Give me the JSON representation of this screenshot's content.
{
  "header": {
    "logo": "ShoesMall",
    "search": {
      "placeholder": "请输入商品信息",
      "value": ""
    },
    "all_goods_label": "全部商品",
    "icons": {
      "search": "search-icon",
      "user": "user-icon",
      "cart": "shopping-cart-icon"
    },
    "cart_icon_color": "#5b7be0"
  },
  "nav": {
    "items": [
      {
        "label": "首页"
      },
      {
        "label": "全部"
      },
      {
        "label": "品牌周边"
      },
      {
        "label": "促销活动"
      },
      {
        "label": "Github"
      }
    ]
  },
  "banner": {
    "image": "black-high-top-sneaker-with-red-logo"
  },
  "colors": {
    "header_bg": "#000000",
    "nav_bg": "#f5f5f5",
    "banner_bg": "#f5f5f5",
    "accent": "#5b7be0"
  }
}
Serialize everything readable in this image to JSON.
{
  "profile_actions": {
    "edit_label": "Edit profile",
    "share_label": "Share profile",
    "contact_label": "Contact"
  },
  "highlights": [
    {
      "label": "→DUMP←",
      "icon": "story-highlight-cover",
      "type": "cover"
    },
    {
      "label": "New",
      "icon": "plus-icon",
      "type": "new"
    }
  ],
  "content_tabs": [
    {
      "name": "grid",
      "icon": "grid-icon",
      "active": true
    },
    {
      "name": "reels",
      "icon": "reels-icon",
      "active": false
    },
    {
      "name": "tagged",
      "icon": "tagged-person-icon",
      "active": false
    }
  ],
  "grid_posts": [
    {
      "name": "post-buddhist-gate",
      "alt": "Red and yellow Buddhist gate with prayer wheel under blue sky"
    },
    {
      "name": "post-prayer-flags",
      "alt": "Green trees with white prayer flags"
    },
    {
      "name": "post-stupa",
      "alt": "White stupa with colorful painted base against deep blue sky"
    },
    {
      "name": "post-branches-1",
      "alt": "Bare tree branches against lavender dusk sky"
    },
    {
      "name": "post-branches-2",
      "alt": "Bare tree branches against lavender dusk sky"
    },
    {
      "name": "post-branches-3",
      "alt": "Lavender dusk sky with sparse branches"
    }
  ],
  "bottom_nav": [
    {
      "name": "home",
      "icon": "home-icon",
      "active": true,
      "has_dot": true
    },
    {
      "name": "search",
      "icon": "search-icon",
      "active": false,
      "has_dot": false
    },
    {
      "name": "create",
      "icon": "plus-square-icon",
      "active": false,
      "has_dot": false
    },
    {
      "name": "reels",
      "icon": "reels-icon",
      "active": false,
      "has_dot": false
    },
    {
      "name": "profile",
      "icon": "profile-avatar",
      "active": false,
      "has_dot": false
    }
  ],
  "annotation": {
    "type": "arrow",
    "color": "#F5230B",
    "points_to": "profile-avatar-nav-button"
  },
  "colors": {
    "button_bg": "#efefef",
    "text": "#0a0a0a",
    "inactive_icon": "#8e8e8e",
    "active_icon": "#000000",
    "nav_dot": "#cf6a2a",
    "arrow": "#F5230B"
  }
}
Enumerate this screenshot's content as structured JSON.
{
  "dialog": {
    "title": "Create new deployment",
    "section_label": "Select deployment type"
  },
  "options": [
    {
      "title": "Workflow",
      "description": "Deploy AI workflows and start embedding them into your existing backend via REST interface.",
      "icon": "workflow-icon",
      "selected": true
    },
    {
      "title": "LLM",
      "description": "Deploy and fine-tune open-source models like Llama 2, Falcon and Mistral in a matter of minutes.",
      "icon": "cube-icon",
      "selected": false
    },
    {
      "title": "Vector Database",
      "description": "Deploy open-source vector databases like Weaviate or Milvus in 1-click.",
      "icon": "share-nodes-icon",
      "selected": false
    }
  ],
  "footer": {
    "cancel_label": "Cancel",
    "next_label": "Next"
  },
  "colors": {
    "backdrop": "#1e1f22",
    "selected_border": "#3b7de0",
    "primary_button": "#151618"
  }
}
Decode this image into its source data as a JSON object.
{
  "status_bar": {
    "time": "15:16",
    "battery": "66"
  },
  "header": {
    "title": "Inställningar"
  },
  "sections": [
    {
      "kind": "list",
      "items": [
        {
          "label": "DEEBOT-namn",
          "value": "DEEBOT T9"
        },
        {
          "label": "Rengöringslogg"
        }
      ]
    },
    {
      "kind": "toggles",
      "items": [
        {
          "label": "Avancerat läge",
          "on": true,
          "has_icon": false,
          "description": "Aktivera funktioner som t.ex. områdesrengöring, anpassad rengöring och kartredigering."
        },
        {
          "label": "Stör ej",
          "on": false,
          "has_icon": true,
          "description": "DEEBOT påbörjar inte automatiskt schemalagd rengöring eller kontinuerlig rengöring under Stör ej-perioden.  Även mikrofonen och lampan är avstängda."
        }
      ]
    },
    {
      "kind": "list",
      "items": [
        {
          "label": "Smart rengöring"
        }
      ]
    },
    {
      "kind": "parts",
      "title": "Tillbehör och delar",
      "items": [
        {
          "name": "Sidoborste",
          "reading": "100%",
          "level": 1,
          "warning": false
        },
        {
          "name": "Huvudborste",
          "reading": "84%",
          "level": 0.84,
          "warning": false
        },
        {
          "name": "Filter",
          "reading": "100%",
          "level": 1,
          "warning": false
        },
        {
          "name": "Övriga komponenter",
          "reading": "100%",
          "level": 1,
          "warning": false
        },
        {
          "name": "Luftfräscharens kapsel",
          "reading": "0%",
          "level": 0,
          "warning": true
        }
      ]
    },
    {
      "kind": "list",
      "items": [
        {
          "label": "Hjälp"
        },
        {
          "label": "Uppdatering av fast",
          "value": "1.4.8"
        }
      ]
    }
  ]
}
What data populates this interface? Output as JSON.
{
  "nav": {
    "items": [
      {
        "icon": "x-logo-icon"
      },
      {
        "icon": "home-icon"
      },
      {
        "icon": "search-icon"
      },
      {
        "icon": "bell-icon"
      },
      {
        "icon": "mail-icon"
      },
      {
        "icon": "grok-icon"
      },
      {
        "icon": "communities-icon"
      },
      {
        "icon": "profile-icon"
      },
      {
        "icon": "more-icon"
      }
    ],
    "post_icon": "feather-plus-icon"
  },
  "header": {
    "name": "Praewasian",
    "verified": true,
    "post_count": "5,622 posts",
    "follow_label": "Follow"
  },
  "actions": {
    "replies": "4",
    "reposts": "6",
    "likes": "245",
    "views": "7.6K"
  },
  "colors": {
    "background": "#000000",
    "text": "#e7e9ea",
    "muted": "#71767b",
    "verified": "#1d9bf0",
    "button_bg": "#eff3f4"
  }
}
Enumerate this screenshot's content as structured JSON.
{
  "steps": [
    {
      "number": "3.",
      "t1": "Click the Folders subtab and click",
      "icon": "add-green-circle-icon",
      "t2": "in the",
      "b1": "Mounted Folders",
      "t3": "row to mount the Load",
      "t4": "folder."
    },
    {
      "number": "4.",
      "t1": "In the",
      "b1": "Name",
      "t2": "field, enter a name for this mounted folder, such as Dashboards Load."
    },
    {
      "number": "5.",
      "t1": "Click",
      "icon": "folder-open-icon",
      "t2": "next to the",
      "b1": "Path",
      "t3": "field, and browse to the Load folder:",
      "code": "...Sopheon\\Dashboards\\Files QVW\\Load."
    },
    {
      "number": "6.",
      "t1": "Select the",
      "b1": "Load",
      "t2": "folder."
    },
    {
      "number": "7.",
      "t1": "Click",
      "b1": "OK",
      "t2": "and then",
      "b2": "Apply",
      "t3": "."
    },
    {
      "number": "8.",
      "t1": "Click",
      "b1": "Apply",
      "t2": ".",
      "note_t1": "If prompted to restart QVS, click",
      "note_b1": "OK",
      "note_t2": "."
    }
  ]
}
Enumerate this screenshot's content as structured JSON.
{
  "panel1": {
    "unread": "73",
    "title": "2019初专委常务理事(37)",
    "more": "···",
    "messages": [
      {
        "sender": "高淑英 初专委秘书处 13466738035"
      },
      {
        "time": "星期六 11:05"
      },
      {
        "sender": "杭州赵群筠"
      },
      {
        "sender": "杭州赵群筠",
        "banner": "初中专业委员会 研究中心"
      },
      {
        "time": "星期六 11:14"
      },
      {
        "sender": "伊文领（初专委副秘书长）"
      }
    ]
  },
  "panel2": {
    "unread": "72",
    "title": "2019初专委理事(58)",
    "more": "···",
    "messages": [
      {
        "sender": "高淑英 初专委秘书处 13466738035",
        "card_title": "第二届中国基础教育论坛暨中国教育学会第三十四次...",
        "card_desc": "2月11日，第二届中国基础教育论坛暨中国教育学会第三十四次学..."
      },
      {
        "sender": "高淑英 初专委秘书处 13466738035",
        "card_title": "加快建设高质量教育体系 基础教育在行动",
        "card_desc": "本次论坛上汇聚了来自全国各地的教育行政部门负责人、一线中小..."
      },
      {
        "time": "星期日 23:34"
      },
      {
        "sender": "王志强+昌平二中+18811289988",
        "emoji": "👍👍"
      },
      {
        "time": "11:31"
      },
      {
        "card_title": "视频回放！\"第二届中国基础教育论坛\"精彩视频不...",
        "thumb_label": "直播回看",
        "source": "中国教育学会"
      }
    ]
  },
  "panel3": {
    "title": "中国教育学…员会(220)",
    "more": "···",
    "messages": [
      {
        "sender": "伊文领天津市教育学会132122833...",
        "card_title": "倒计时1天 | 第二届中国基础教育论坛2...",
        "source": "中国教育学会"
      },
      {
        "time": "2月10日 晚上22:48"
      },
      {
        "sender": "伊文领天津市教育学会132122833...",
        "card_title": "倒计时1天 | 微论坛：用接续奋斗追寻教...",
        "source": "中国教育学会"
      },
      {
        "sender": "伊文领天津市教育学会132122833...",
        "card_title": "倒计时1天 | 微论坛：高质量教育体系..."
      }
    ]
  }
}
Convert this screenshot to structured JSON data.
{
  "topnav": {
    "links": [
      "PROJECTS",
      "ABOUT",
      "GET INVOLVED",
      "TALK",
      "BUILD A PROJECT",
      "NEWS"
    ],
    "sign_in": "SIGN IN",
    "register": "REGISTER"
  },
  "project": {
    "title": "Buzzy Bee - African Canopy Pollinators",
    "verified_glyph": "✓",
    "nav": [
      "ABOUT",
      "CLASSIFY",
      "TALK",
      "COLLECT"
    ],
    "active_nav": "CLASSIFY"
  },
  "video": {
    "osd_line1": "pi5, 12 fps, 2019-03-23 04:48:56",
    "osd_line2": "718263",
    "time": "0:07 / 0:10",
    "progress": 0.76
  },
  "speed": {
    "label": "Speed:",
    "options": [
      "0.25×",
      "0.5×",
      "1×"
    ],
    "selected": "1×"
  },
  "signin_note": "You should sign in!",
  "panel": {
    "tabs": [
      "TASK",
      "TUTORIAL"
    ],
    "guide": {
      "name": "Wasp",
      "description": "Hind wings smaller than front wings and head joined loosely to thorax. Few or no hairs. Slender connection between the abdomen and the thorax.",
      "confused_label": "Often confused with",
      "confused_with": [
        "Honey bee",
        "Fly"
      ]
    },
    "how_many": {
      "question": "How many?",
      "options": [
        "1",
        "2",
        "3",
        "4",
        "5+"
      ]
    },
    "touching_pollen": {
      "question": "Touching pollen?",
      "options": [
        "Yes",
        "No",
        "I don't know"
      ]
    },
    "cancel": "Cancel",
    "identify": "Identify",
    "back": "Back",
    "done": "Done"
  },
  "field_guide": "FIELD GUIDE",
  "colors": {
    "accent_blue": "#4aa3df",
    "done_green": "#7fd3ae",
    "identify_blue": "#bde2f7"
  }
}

WHAT IS ASKED: Tally the lines that hold the string "this" and state the total, nothing more.

EXERCISE RESULT: 9